● **Exercise details**
Count every line in the data below where "BLIND" occurs, then state that number and nothing more.

● **Material**
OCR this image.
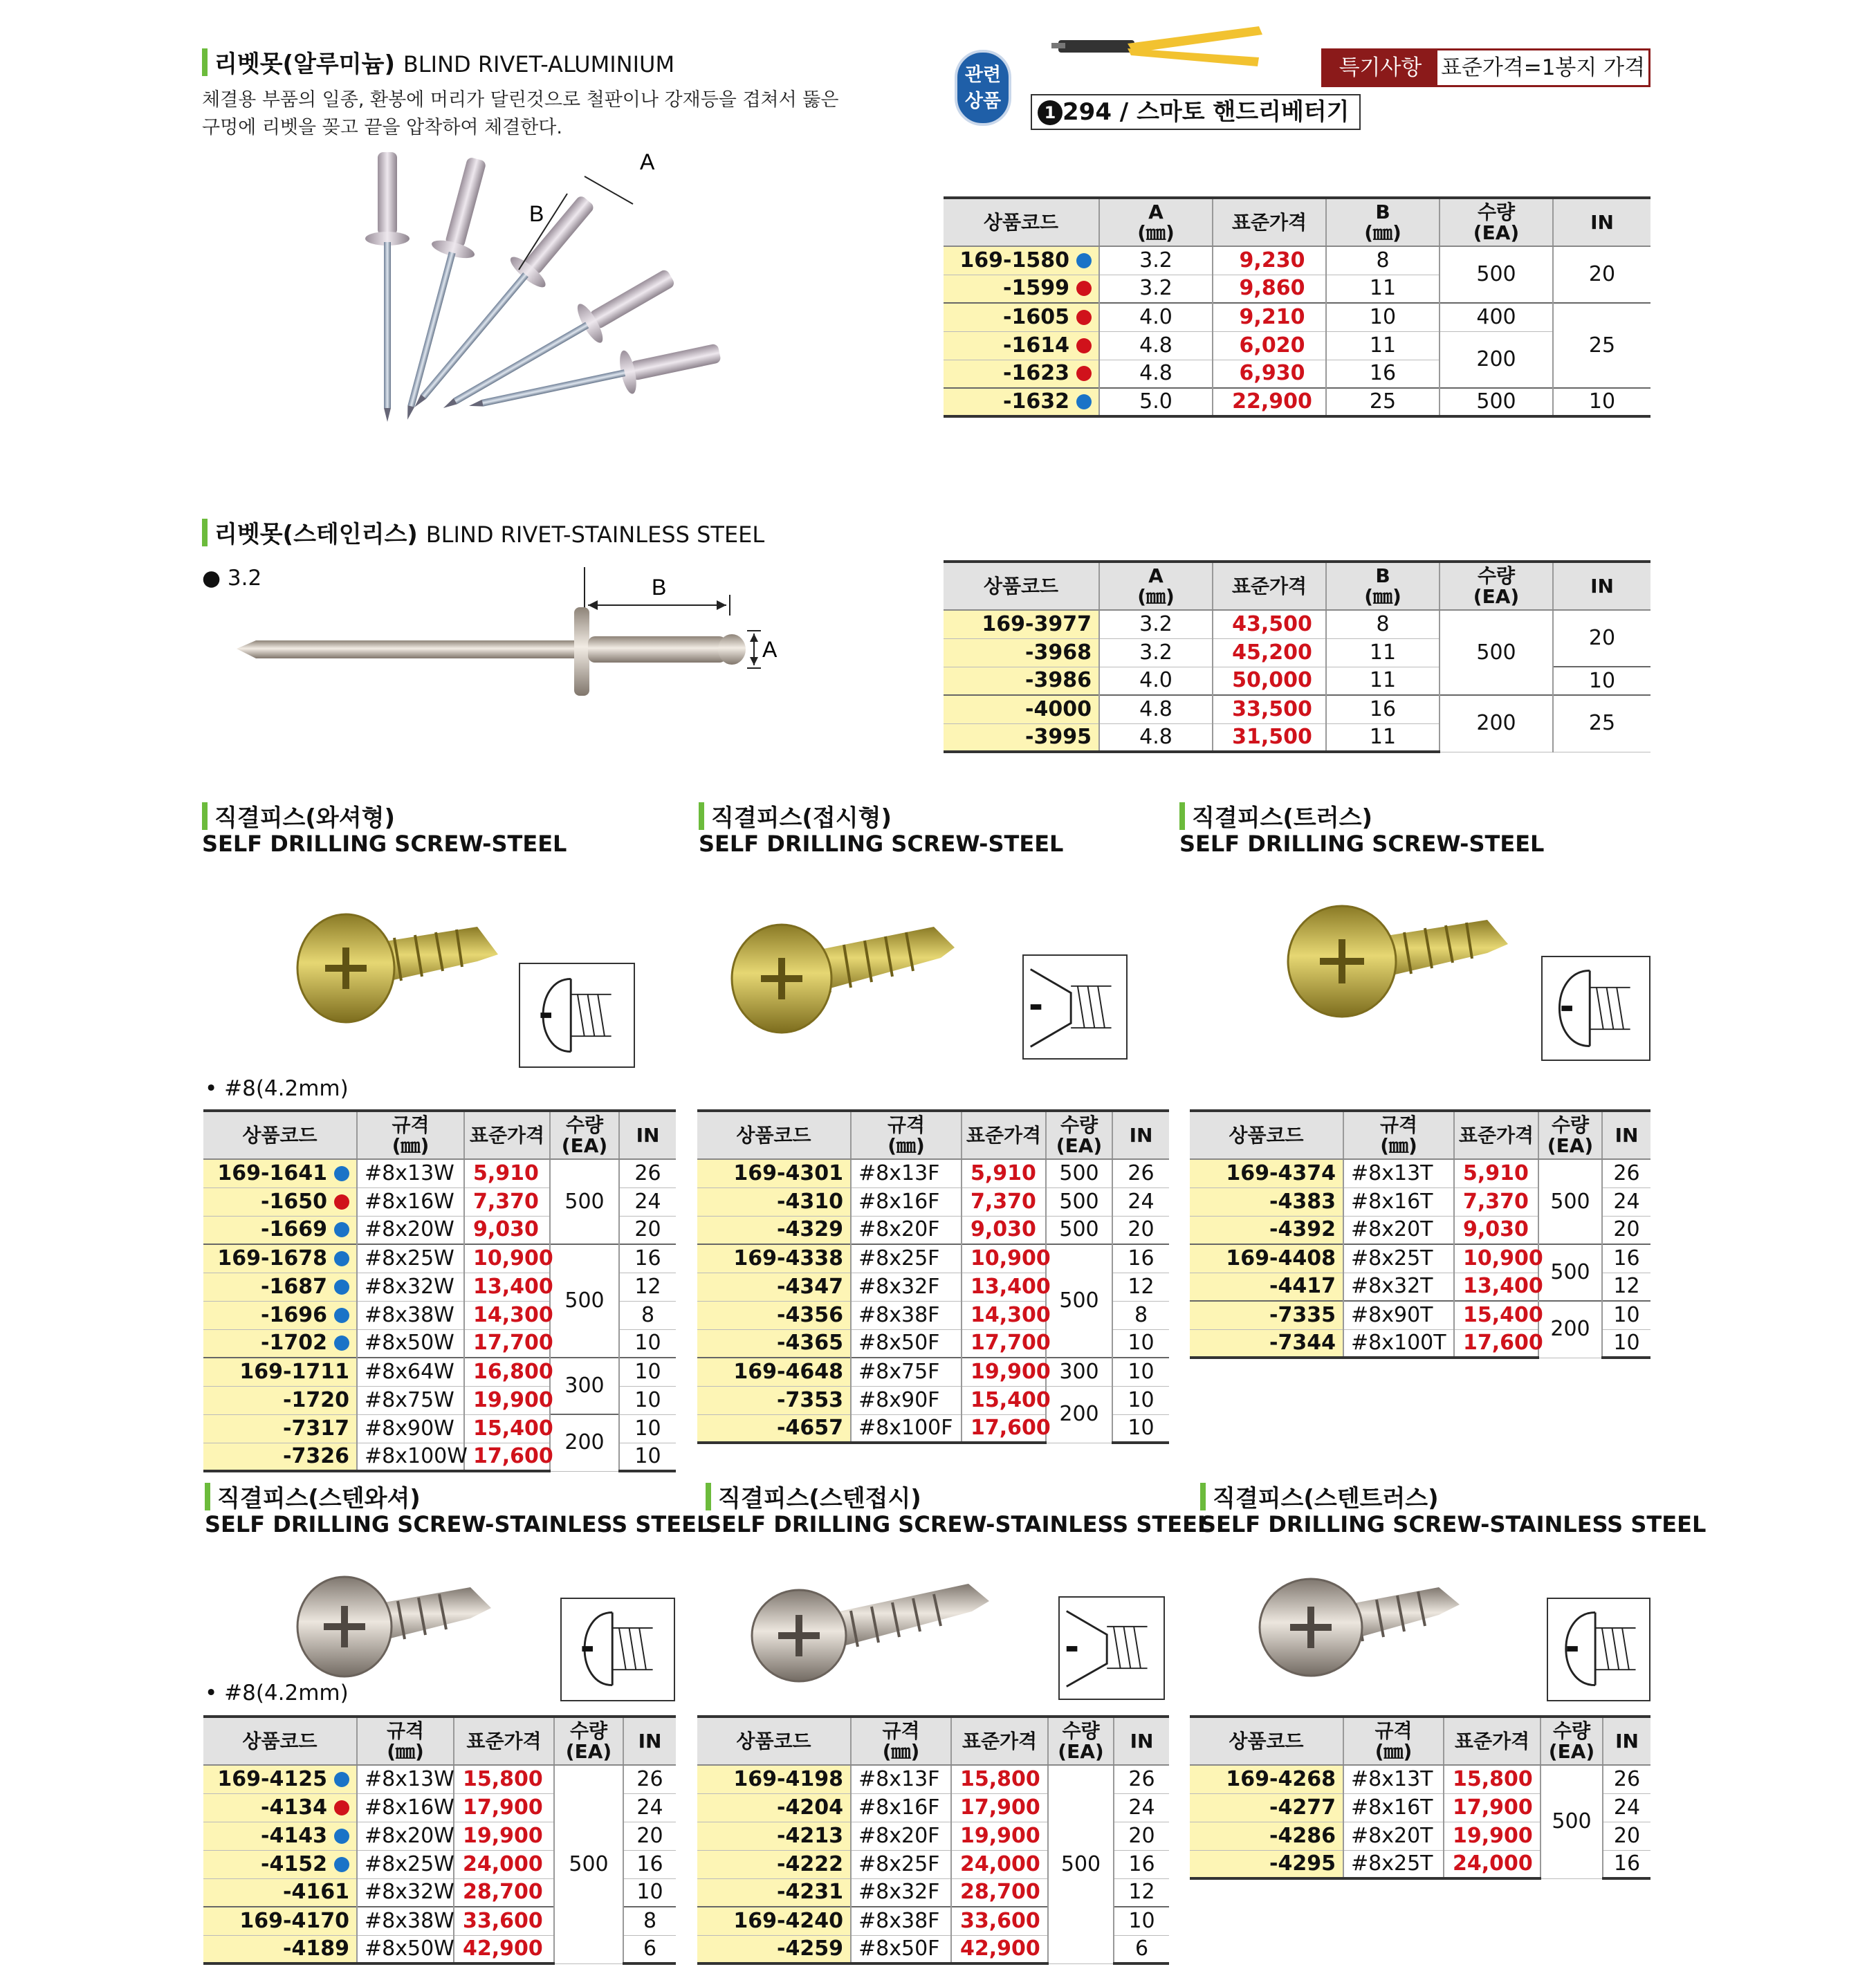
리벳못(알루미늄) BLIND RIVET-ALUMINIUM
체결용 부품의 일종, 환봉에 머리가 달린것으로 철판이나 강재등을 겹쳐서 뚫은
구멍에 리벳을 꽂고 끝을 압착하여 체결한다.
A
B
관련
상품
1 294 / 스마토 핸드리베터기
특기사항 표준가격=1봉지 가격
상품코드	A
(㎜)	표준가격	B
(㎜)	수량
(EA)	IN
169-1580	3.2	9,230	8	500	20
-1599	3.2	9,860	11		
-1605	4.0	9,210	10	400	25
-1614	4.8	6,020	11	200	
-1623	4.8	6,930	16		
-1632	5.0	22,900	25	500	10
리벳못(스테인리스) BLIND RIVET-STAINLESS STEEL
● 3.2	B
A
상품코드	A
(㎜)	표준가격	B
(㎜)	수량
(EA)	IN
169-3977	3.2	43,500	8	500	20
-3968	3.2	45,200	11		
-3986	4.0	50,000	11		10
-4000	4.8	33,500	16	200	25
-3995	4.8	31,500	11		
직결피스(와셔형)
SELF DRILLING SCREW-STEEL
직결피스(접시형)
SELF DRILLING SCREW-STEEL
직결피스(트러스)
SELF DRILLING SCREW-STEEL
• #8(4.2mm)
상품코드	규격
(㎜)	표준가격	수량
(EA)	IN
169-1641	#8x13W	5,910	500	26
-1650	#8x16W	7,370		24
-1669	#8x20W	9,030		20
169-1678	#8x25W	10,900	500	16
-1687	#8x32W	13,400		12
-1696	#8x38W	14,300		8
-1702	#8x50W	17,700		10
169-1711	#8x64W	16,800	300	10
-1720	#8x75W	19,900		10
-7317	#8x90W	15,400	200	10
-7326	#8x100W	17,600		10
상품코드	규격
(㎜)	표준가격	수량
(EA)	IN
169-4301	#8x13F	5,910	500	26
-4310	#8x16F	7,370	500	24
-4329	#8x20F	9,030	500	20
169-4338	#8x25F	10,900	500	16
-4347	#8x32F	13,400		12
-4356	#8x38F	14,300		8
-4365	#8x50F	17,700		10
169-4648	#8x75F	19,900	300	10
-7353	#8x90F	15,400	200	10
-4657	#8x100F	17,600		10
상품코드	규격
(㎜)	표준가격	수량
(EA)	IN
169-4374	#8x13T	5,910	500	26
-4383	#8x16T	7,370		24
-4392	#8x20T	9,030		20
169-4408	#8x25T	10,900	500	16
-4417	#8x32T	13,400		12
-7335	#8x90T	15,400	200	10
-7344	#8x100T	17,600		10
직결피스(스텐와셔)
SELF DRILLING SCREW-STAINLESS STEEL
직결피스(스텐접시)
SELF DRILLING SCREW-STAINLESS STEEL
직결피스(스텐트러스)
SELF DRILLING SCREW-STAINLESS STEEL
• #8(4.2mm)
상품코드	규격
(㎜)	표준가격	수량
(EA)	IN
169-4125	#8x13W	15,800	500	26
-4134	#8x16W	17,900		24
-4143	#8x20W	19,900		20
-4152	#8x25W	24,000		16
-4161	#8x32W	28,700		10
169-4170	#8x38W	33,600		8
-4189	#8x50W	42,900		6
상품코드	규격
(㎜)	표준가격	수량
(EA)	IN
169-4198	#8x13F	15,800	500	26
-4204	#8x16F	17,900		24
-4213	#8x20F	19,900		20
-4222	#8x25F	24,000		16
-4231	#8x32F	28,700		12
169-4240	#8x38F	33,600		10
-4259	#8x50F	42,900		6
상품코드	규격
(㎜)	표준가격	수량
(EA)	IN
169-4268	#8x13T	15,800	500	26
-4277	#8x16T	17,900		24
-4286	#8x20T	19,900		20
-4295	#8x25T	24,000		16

...

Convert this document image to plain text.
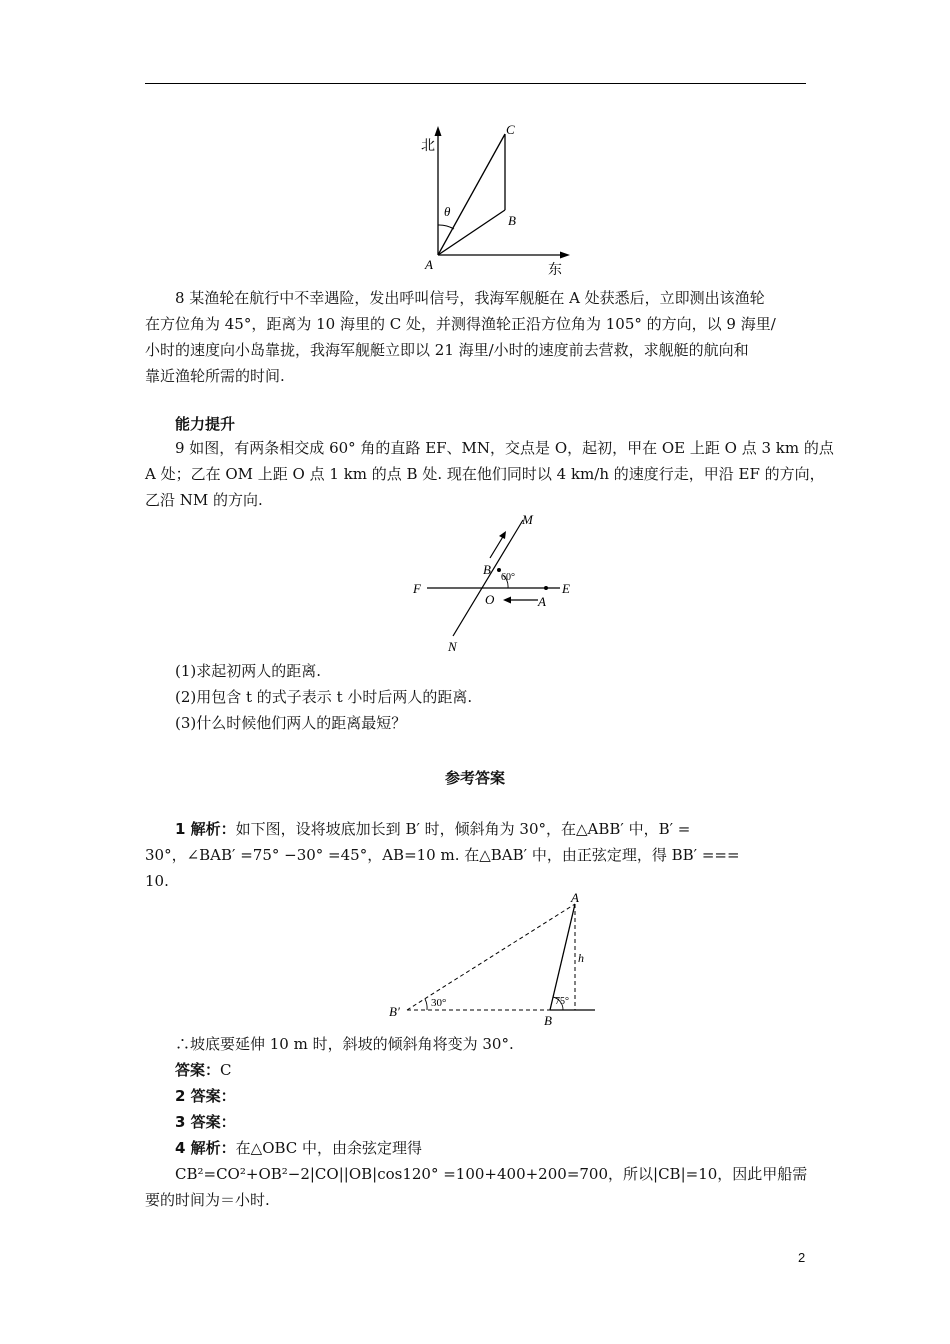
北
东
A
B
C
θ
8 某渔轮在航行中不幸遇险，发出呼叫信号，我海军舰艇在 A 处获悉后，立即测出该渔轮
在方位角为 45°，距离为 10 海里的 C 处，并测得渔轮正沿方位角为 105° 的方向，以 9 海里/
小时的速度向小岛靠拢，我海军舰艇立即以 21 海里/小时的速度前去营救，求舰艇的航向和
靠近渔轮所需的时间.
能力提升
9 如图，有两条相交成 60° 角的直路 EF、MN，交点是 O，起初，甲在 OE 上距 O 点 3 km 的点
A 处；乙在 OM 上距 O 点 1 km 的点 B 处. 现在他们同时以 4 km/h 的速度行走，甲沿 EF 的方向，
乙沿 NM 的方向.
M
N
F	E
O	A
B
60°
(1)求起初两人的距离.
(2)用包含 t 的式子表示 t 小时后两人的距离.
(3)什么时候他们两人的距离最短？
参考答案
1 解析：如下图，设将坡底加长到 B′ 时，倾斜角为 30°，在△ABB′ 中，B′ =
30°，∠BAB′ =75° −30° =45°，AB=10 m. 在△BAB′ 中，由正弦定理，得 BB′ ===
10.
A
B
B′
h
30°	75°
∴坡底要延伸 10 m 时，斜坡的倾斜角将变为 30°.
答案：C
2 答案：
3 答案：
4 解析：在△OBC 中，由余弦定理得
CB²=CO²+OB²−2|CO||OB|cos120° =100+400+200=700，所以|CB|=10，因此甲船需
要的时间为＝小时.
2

● **Answer to this task**
2